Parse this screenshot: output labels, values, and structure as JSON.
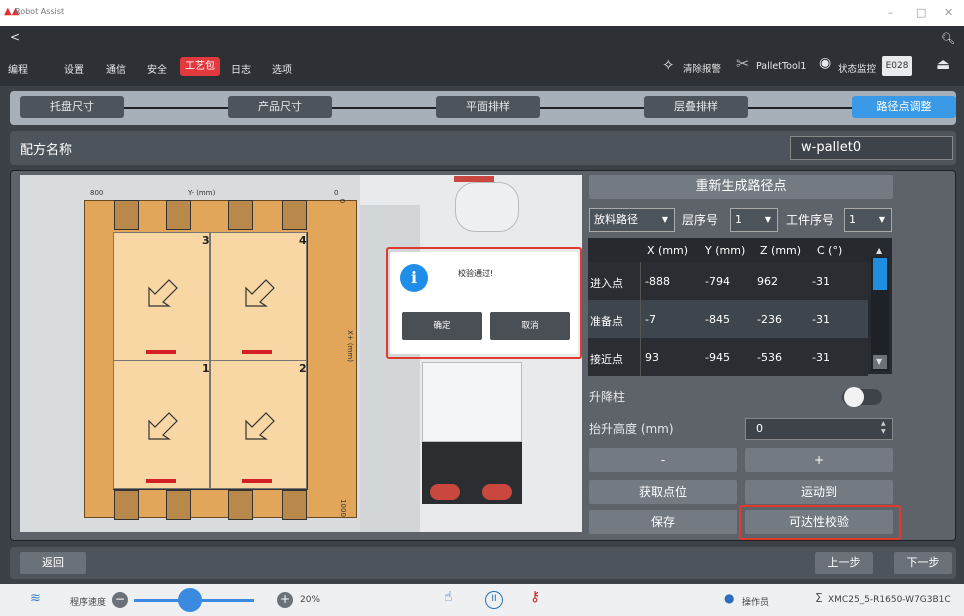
{
  "window": {
    "title": "Robot Assist",
    "controls": [
      "–",
      "□",
      "✕"
    ]
  },
  "menu": {
    "back": "<",
    "items": [
      "编程",
      "设置",
      "通信",
      "安全"
    ],
    "active": "工艺包",
    "items_after": [
      "日志",
      "选项"
    ],
    "search_icon": "search-icon"
  },
  "toolbar": {
    "clear_alarm": "清除报警",
    "tool": "PalletTool1",
    "status_monitor": "状态监控",
    "error_code": "E028"
  },
  "steps": [
    "托盘尺寸",
    "产品尺寸",
    "平面排样",
    "层叠排样",
    "路径点调整"
  ],
  "recipe": {
    "label": "配方名称",
    "value": "w-pallet0"
  },
  "pallet": {
    "y_axis_label": "Y- (mm)",
    "x_axis_label": "X+ (mm)",
    "y_left": "800",
    "y_right": "0",
    "x_top": "0",
    "x_bottom": "1000",
    "quadrant_numbers": [
      "3",
      "4",
      "1",
      "2"
    ]
  },
  "dialog": {
    "message": "校验通过!",
    "ok": "确定",
    "cancel": "取消",
    "icon": "i"
  },
  "path": {
    "regenerate": "重新生成路径点",
    "path_type": "放料路径",
    "layer_label": "层序号",
    "layer_value": "1",
    "workpiece_label": "工件序号",
    "workpiece_value": "1",
    "columns": [
      "X (mm)",
      "Y (mm)",
      "Z (mm)",
      "C (°)"
    ],
    "rows": [
      {
        "name": "进入点",
        "x": "-888",
        "y": "-794",
        "z": "962",
        "c": "-31"
      },
      {
        "name": "准备点",
        "x": "-7",
        "y": "-845",
        "z": "-236",
        "c": "-31"
      },
      {
        "name": "接近点",
        "x": "93",
        "y": "-945",
        "z": "-536",
        "c": "-31"
      }
    ],
    "lift_column": "升降柱",
    "lift_height_label": "抬升高度 (mm)",
    "lift_height_value": "0",
    "minus": "-",
    "plus": "+",
    "get_point": "获取点位",
    "move_to": "运动到",
    "save": "保存",
    "reachability_check": "可达性校验"
  },
  "nav": {
    "back": "返回",
    "prev": "上一步",
    "next": "下一步"
  },
  "status": {
    "speed_label": "程序速度",
    "speed_value": "20%",
    "speed_fraction": 0.2,
    "operator": "操作员",
    "device": "XMC25_5-R1650-W7G3B1C"
  }
}
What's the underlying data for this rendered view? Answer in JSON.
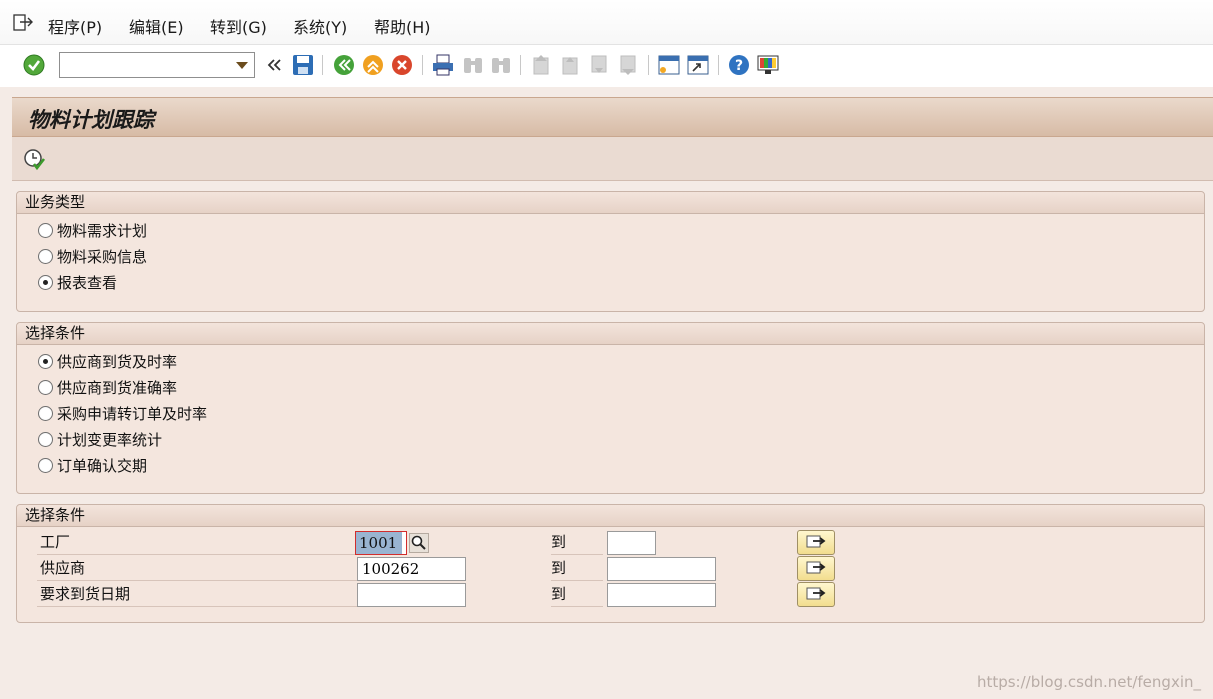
{
  "menubar": {
    "items": [
      "程序(P)",
      "编辑(E)",
      "转到(G)",
      "系统(Y)",
      "帮助(H)"
    ]
  },
  "toolbar": {
    "command_value": "",
    "icons": [
      "enter-icon",
      "back-icon",
      "save-icon",
      "back-green-icon",
      "exit-icon",
      "cancel-icon",
      "print-icon",
      "find-icon",
      "find-next-icon",
      "first-page-icon",
      "prev-page-icon",
      "next-page-icon",
      "last-page-icon",
      "new-session-icon",
      "shortcut-icon",
      "help-icon",
      "layout-icon"
    ]
  },
  "page": {
    "title": "物料计划跟踪",
    "execute_icon": "execute-icon"
  },
  "group_business": {
    "header": "业务类型",
    "options": [
      {
        "label": "物料需求计划",
        "checked": false
      },
      {
        "label": "物料采购信息",
        "checked": false
      },
      {
        "label": "报表查看",
        "checked": true
      }
    ]
  },
  "group_conditions": {
    "header": "选择条件",
    "options": [
      {
        "label": "供应商到货及时率",
        "checked": true
      },
      {
        "label": "供应商到货准确率",
        "checked": false
      },
      {
        "label": "采购申请转订单及时率",
        "checked": false
      },
      {
        "label": "计划变更率统计",
        "checked": false
      },
      {
        "label": "订单确认交期",
        "checked": false
      }
    ]
  },
  "group_criteria": {
    "header": "选择条件",
    "to_label": "到",
    "rows": [
      {
        "label": "工厂",
        "from": "1001",
        "to": ""
      },
      {
        "label": "供应商",
        "from": "100262",
        "to": ""
      },
      {
        "label": "要求到货日期",
        "from": "",
        "to": ""
      }
    ]
  },
  "watermark": "https://blog.csdn.net/fengxin_"
}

§ **What the task asks**
Reproduce each record from above exactly; pictures do not belong in the copy.

§ **The completed task**
Parse this screenshot: output labels, values, and structure as JSON.
{
  "window": {
    "title": "Robot Assist",
    "controls": [
      "–",
      "□",
      "✕"
    ]
  },
  "menu": {
    "back": "<",
    "items": [
      "编程",
      "设置",
      "通信",
      "安全"
    ],
    "active": "工艺包",
    "items_after": [
      "日志",
      "选项"
    ],
    "search_icon": "search-icon"
  },
  "toolbar": {
    "clear_alarm": "清除报警",
    "tool": "PalletTool1",
    "status_monitor": "状态监控",
    "error_code": "E028"
  },
  "steps": [
    "托盘尺寸",
    "产品尺寸",
    "平面排样",
    "层叠排样",
    "路径点调整"
  ],
  "recipe": {
    "label": "配方名称",
    "value": "w-pallet0"
  },
  "pallet": {
    "y_axis_label": "Y- (mm)",
    "x_axis_label": "X+ (mm)",
    "y_left": "800",
    "y_right": "0",
    "x_top": "0",
    "x_bottom": "1000",
    "quadrant_numbers": [
      "3",
      "4",
      "1",
      "2"
    ]
  },
  "dialog": {
    "message": "校验通过!",
    "ok": "确定",
    "cancel": "取消",
    "icon": "i"
  },
  "path": {
    "regenerate": "重新生成路径点",
    "path_type": "放料路径",
    "layer_label": "层序号",
    "layer_value": "1",
    "workpiece_label": "工件序号",
    "workpiece_value": "1",
    "columns": [
      "X (mm)",
      "Y (mm)",
      "Z (mm)",
      "C (°)"
    ],
    "rows": [
      {
        "name": "进入点",
        "x": "-888",
        "y": "-794",
        "z": "962",
        "c": "-31"
      },
      {
        "name": "准备点",
        "x": "-7",
        "y": "-845",
        "z": "-236",
        "c": "-31"
      },
      {
        "name": "接近点",
        "x": "93",
        "y": "-945",
        "z": "-536",
        "c": "-31"
      }
    ],
    "lift_column": "升降柱",
    "lift_height_label": "抬升高度 (mm)",
    "lift_height_value": "0",
    "minus": "-",
    "plus": "+",
    "get_point": "获取点位",
    "move_to": "运动到",
    "save": "保存",
    "reachability_check": "可达性校验"
  },
  "nav": {
    "back": "返回",
    "prev": "上一步",
    "next": "下一步"
  },
  "status": {
    "speed_label": "程序速度",
    "speed_value": "20%",
    "speed_fraction": 0.2,
    "operator": "操作员",
    "device": "XMC25_5-R1650-W7G3B1C"
  }
}
What's the underlying data for this rendered view? Answer in JSON.
{
  "menubar": {
    "items": [
      "程序(P)",
      "编辑(E)",
      "转到(G)",
      "系统(Y)",
      "帮助(H)"
    ]
  },
  "toolbar": {
    "command_value": "",
    "icons": [
      "enter-icon",
      "back-icon",
      "save-icon",
      "back-green-icon",
      "exit-icon",
      "cancel-icon",
      "print-icon",
      "find-icon",
      "find-next-icon",
      "first-page-icon",
      "prev-page-icon",
      "next-page-icon",
      "last-page-icon",
      "new-session-icon",
      "shortcut-icon",
      "help-icon",
      "layout-icon"
    ]
  },
  "page": {
    "title": "物料计划跟踪",
    "execute_icon": "execute-icon"
  },
  "group_business": {
    "header": "业务类型",
    "options": [
      {
        "label": "物料需求计划",
        "checked": false
      },
      {
        "label": "物料采购信息",
        "checked": false
      },
      {
        "label": "报表查看",
        "checked": true
      }
    ]
  },
  "group_conditions": {
    "header": "选择条件",
    "options": [
      {
        "label": "供应商到货及时率",
        "checked": true
      },
      {
        "label": "供应商到货准确率",
        "checked": false
      },
      {
        "label": "采购申请转订单及时率",
        "checked": false
      },
      {
        "label": "计划变更率统计",
        "checked": false
      },
      {
        "label": "订单确认交期",
        "checked": false
      }
    ]
  },
  "group_criteria": {
    "header": "选择条件",
    "to_label": "到",
    "rows": [
      {
        "label": "工厂",
        "from": "1001",
        "to": ""
      },
      {
        "label": "供应商",
        "from": "100262",
        "to": ""
      },
      {
        "label": "要求到货日期",
        "from": "",
        "to": ""
      }
    ]
  },
  "watermark": "https://blog.csdn.net/fengxin_"
}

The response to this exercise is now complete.